### Problem statement
Copy the material below word for word, but leave the pictures out of your answer.

### Entries shown
________________________
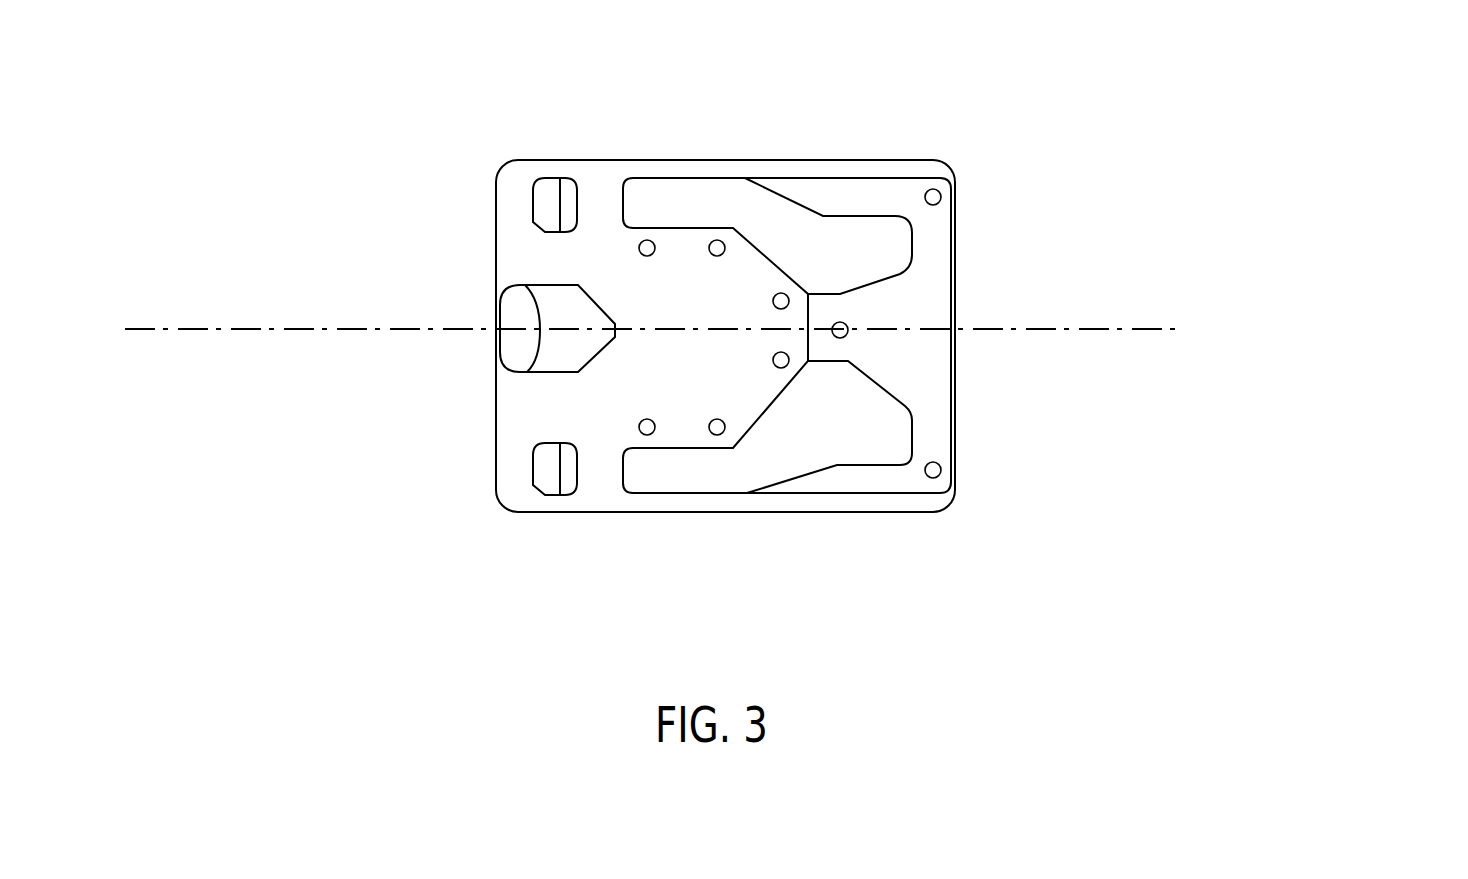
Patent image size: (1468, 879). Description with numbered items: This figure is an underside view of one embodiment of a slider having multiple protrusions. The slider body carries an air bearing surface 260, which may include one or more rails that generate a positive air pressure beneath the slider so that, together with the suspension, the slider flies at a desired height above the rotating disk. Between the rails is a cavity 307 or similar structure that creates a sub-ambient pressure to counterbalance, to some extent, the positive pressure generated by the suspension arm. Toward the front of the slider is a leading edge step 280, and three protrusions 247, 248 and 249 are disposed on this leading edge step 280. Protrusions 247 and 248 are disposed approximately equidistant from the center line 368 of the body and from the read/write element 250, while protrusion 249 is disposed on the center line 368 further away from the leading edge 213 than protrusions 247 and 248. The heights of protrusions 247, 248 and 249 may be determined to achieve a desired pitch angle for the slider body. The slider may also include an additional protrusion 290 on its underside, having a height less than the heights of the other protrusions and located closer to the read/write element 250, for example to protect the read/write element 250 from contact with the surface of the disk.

The leading edge 213 is at (641, 133).
The center line 368 is at (192, 328).
The protrusion 247 is at (942, 187).
The protrusion 248 is at (942, 475).
The protrusion 249 is at (860, 318).
The additional protrusion 290 is at (792, 297).
The cavity 307 is at (890, 341).
The leading edge step 280 is at (920, 347).
The air bearing surface 260 is at (868, 438).
The read/write element 250 is at (522, 335).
________________________
### Output of the exercise
Patent image size: (1468, 879). Description with numbered items: This figure is an underside view of one embodiment of a slider having multiple protrusions. The slider body carries an air bearing surface 260, which may include one or more rails that generate a positive air pressure beneath the slider so that, together with the suspension, the slider flies at a desired height above the rotating disk. Between the rails is a cavity 307 or similar structure that creates a sub-ambient pressure to counterbalance, to some extent, the positive pressure generated by the suspension arm. Toward the front of the slider is a leading edge step 280, and three protrusions 247, 248 and 249 are disposed on this leading edge step 280. Protrusions 247 and 248 are disposed approximately equidistant from the center line 368 of the body and from the read/write element 250, while protrusion 249 is disposed on the center line 368 further away from the leading edge 213 than protrusions 247 and 248. The heights of protrusions 247, 248 and 249 may be determined to achieve a desired pitch angle for the slider body. The slider may also include an additional protrusion 290 on its underside, having a height less than the heights of the other protrusions and located closer to the read/write element 250, for example to protect the read/write element 250 from contact with the surface of the disk.

The leading edge 213 is at (641, 133).
The center line 368 is at (192, 328).
The protrusion 247 is at (942, 187).
The protrusion 248 is at (942, 475).
The protrusion 249 is at (860, 318).
The additional protrusion 290 is at (792, 297).
The cavity 307 is at (890, 341).
The leading edge step 280 is at (920, 347).
The air bearing surface 260 is at (868, 438).
The read/write element 250 is at (522, 335).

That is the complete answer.